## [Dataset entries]
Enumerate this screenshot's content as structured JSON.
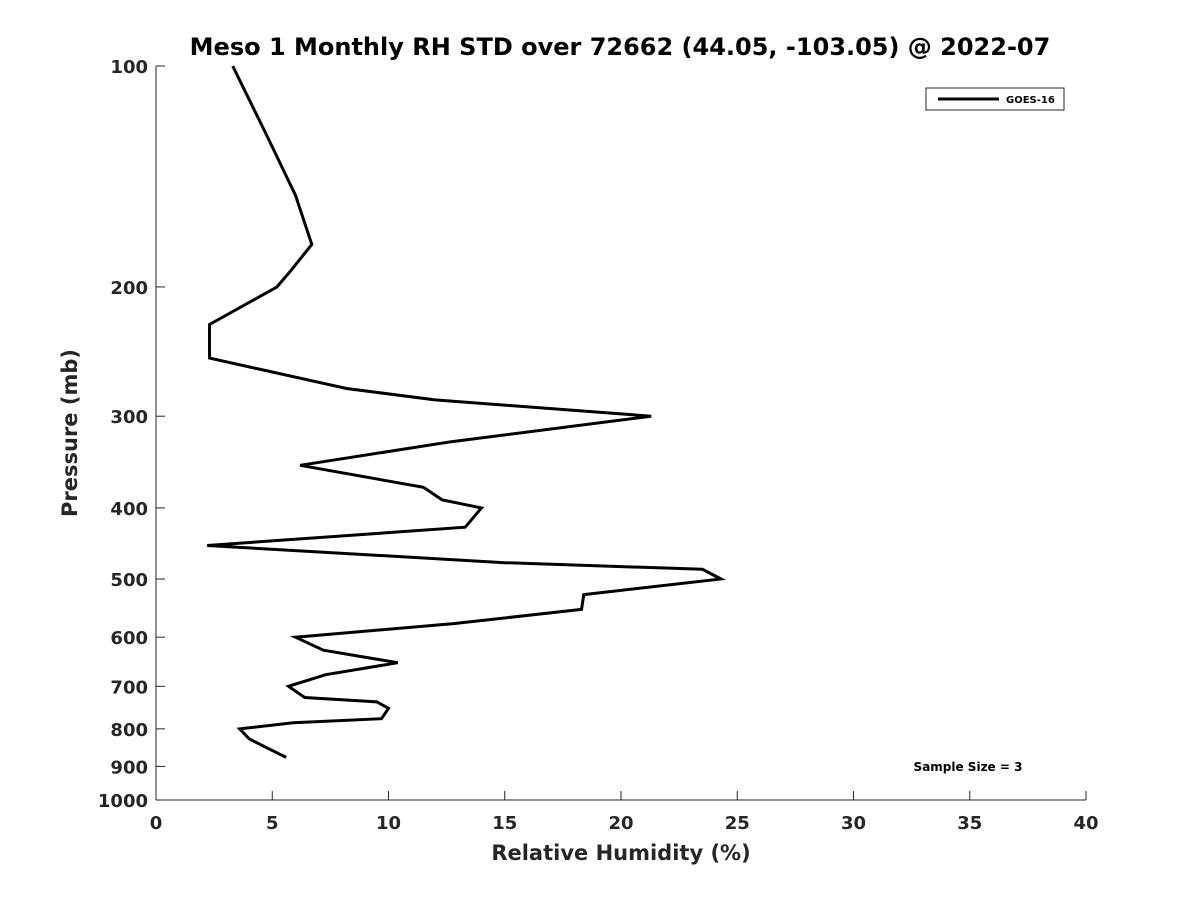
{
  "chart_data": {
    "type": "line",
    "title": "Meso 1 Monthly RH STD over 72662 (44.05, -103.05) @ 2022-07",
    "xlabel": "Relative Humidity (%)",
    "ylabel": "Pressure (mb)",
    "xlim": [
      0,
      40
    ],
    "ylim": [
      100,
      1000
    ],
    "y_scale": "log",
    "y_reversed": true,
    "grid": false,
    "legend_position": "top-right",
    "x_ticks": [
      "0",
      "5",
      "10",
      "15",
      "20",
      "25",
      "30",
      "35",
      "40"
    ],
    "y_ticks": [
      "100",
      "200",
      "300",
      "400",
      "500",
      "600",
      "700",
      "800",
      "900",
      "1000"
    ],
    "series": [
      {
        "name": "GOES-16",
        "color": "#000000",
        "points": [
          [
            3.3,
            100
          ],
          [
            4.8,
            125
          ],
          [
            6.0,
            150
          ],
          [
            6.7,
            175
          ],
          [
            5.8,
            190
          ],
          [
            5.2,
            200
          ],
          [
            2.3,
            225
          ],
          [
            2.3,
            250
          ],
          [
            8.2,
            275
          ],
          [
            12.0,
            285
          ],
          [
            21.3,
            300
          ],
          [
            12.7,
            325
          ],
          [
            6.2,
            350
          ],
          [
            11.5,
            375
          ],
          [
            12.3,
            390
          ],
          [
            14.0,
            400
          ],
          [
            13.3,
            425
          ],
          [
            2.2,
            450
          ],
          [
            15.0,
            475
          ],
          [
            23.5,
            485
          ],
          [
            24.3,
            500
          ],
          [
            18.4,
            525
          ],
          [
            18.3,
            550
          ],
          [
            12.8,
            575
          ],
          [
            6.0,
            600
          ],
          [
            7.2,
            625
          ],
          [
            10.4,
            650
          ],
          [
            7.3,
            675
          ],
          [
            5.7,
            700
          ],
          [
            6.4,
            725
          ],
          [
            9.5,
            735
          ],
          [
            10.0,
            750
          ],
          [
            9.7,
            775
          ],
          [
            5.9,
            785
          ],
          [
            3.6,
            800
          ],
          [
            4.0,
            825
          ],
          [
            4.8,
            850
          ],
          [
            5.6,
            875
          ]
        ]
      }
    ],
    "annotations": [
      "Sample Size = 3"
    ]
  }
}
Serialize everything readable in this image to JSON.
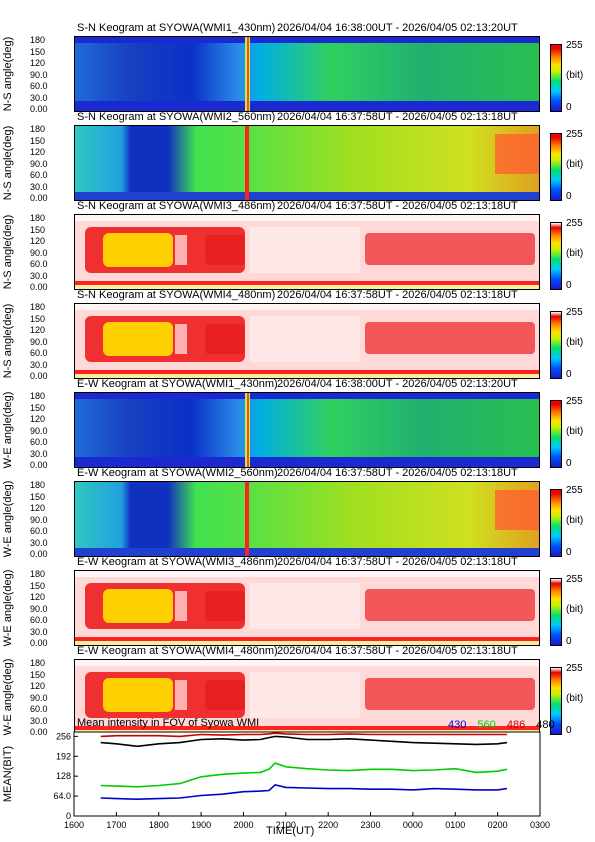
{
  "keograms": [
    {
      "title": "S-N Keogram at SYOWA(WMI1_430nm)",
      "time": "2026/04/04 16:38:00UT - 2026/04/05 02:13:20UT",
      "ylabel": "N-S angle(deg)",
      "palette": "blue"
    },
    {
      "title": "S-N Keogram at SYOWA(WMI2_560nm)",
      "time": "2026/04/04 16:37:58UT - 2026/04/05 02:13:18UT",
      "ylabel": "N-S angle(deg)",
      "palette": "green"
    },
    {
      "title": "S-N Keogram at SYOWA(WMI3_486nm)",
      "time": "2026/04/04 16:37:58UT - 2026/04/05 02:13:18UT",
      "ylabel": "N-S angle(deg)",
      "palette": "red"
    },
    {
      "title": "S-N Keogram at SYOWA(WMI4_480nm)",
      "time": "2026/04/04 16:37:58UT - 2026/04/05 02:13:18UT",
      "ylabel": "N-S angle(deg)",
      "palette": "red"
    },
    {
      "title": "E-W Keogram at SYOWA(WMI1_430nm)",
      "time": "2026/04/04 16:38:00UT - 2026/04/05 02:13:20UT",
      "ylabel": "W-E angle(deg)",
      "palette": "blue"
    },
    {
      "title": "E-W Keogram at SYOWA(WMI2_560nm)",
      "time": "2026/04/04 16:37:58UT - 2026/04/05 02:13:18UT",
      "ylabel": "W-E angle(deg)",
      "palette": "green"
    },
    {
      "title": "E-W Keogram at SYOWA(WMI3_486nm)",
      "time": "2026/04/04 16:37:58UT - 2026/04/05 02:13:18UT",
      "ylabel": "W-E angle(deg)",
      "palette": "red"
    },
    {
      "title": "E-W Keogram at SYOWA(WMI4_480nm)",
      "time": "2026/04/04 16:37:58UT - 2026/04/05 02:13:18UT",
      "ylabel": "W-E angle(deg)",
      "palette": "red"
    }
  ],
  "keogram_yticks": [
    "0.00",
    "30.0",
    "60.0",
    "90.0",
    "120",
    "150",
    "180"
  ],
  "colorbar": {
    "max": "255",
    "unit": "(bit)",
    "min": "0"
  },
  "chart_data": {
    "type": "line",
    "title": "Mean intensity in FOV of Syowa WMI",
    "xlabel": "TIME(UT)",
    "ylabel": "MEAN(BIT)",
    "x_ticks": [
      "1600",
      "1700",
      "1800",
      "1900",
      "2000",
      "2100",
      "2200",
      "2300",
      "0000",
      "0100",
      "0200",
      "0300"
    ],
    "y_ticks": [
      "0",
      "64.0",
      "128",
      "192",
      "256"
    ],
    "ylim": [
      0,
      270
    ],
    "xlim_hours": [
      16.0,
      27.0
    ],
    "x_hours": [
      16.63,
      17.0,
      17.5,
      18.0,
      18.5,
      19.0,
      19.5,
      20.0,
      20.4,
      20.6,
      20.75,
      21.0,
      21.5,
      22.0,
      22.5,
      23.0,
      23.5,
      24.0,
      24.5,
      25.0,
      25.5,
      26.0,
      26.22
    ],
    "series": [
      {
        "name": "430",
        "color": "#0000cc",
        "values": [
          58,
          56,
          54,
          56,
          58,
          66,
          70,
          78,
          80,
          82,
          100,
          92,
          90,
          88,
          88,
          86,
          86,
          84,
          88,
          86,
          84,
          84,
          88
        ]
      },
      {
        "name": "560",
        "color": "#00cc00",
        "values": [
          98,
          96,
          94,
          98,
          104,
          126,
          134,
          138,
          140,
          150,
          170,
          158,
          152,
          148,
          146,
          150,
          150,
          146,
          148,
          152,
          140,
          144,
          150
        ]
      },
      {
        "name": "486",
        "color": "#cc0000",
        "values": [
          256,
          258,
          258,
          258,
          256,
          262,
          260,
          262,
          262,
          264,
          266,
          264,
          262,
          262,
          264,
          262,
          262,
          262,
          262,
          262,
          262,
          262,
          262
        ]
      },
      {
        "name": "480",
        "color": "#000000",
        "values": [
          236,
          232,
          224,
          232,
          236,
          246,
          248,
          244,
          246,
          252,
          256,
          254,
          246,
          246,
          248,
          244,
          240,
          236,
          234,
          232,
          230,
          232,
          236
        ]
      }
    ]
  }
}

## [Problem to work on]
Repeat the material above verbatim, with no pictures in the output.

## [Finished task]
Enumerate this screenshot's content as structured JSON.
{
  "chart_data": {
    "type": "line",
    "title": "Meso 1 Monthly RH STD over 72662 (44.05, -103.05) @ 2022-07",
    "xlabel": "Relative Humidity (%)",
    "ylabel": "Pressure (mb)",
    "xlim": [
      0,
      40
    ],
    "ylim": [
      100,
      1000
    ],
    "y_scale": "log",
    "y_reversed": true,
    "grid": false,
    "legend_position": "top-right",
    "x_ticks": [
      "0",
      "5",
      "10",
      "15",
      "20",
      "25",
      "30",
      "35",
      "40"
    ],
    "y_ticks": [
      "100",
      "200",
      "300",
      "400",
      "500",
      "600",
      "700",
      "800",
      "900",
      "1000"
    ],
    "series": [
      {
        "name": "GOES-16",
        "color": "#000000",
        "points": [
          [
            3.3,
            100
          ],
          [
            4.8,
            125
          ],
          [
            6.0,
            150
          ],
          [
            6.7,
            175
          ],
          [
            5.8,
            190
          ],
          [
            5.2,
            200
          ],
          [
            2.3,
            225
          ],
          [
            2.3,
            250
          ],
          [
            8.2,
            275
          ],
          [
            12.0,
            285
          ],
          [
            21.3,
            300
          ],
          [
            12.7,
            325
          ],
          [
            6.2,
            350
          ],
          [
            11.5,
            375
          ],
          [
            12.3,
            390
          ],
          [
            14.0,
            400
          ],
          [
            13.3,
            425
          ],
          [
            2.2,
            450
          ],
          [
            15.0,
            475
          ],
          [
            23.5,
            485
          ],
          [
            24.3,
            500
          ],
          [
            18.4,
            525
          ],
          [
            18.3,
            550
          ],
          [
            12.8,
            575
          ],
          [
            6.0,
            600
          ],
          [
            7.2,
            625
          ],
          [
            10.4,
            650
          ],
          [
            7.3,
            675
          ],
          [
            5.7,
            700
          ],
          [
            6.4,
            725
          ],
          [
            9.5,
            735
          ],
          [
            10.0,
            750
          ],
          [
            9.7,
            775
          ],
          [
            5.9,
            785
          ],
          [
            3.6,
            800
          ],
          [
            4.0,
            825
          ],
          [
            4.8,
            850
          ],
          [
            5.6,
            875
          ]
        ]
      }
    ],
    "annotations": [
      "Sample Size = 3"
    ]
  }
}
Serialize everything readable in this image to JSON.
{
  "keograms": [
    {
      "title": "S-N Keogram at SYOWA(WMI1_430nm)",
      "time": "2026/04/04 16:38:00UT - 2026/04/05 02:13:20UT",
      "ylabel": "N-S angle(deg)",
      "palette": "blue"
    },
    {
      "title": "S-N Keogram at SYOWA(WMI2_560nm)",
      "time": "2026/04/04 16:37:58UT - 2026/04/05 02:13:18UT",
      "ylabel": "N-S angle(deg)",
      "palette": "green"
    },
    {
      "title": "S-N Keogram at SYOWA(WMI3_486nm)",
      "time": "2026/04/04 16:37:58UT - 2026/04/05 02:13:18UT",
      "ylabel": "N-S angle(deg)",
      "palette": "red"
    },
    {
      "title": "S-N Keogram at SYOWA(WMI4_480nm)",
      "time": "2026/04/04 16:37:58UT - 2026/04/05 02:13:18UT",
      "ylabel": "N-S angle(deg)",
      "palette": "red"
    },
    {
      "title": "E-W Keogram at SYOWA(WMI1_430nm)",
      "time": "2026/04/04 16:38:00UT - 2026/04/05 02:13:20UT",
      "ylabel": "W-E angle(deg)",
      "palette": "blue"
    },
    {
      "title": "E-W Keogram at SYOWA(WMI2_560nm)",
      "time": "2026/04/04 16:37:58UT - 2026/04/05 02:13:18UT",
      "ylabel": "W-E angle(deg)",
      "palette": "green"
    },
    {
      "title": "E-W Keogram at SYOWA(WMI3_486nm)",
      "time": "2026/04/04 16:37:58UT - 2026/04/05 02:13:18UT",
      "ylabel": "W-E angle(deg)",
      "palette": "red"
    },
    {
      "title": "E-W Keogram at SYOWA(WMI4_480nm)",
      "time": "2026/04/04 16:37:58UT - 2026/04/05 02:13:18UT",
      "ylabel": "W-E angle(deg)",
      "palette": "red"
    }
  ],
  "keogram_yticks": [
    "0.00",
    "30.0",
    "60.0",
    "90.0",
    "120",
    "150",
    "180"
  ],
  "colorbar": {
    "max": "255",
    "unit": "(bit)",
    "min": "0"
  },
  "chart_data": {
    "type": "line",
    "title": "Mean intensity in FOV of Syowa WMI",
    "xlabel": "TIME(UT)",
    "ylabel": "MEAN(BIT)",
    "x_ticks": [
      "1600",
      "1700",
      "1800",
      "1900",
      "2000",
      "2100",
      "2200",
      "2300",
      "0000",
      "0100",
      "0200",
      "0300"
    ],
    "y_ticks": [
      "0",
      "64.0",
      "128",
      "192",
      "256"
    ],
    "ylim": [
      0,
      270
    ],
    "xlim_hours": [
      16.0,
      27.0
    ],
    "x_hours": [
      16.63,
      17.0,
      17.5,
      18.0,
      18.5,
      19.0,
      19.5,
      20.0,
      20.4,
      20.6,
      20.75,
      21.0,
      21.5,
      22.0,
      22.5,
      23.0,
      23.5,
      24.0,
      24.5,
      25.0,
      25.5,
      26.0,
      26.22
    ],
    "series": [
      {
        "name": "430",
        "color": "#0000cc",
        "values": [
          58,
          56,
          54,
          56,
          58,
          66,
          70,
          78,
          80,
          82,
          100,
          92,
          90,
          88,
          88,
          86,
          86,
          84,
          88,
          86,
          84,
          84,
          88
        ]
      },
      {
        "name": "560",
        "color": "#00cc00",
        "values": [
          98,
          96,
          94,
          98,
          104,
          126,
          134,
          138,
          140,
          150,
          170,
          158,
          152,
          148,
          146,
          150,
          150,
          146,
          148,
          152,
          140,
          144,
          150
        ]
      },
      {
        "name": "486",
        "color": "#cc0000",
        "values": [
          256,
          258,
          258,
          258,
          256,
          262,
          260,
          262,
          262,
          264,
          266,
          264,
          262,
          262,
          264,
          262,
          262,
          262,
          262,
          262,
          262,
          262,
          262
        ]
      },
      {
        "name": "480",
        "color": "#000000",
        "values": [
          236,
          232,
          224,
          232,
          236,
          246,
          248,
          244,
          246,
          252,
          256,
          254,
          246,
          246,
          248,
          244,
          240,
          236,
          234,
          232,
          230,
          232,
          236
        ]
      }
    ]
  }
}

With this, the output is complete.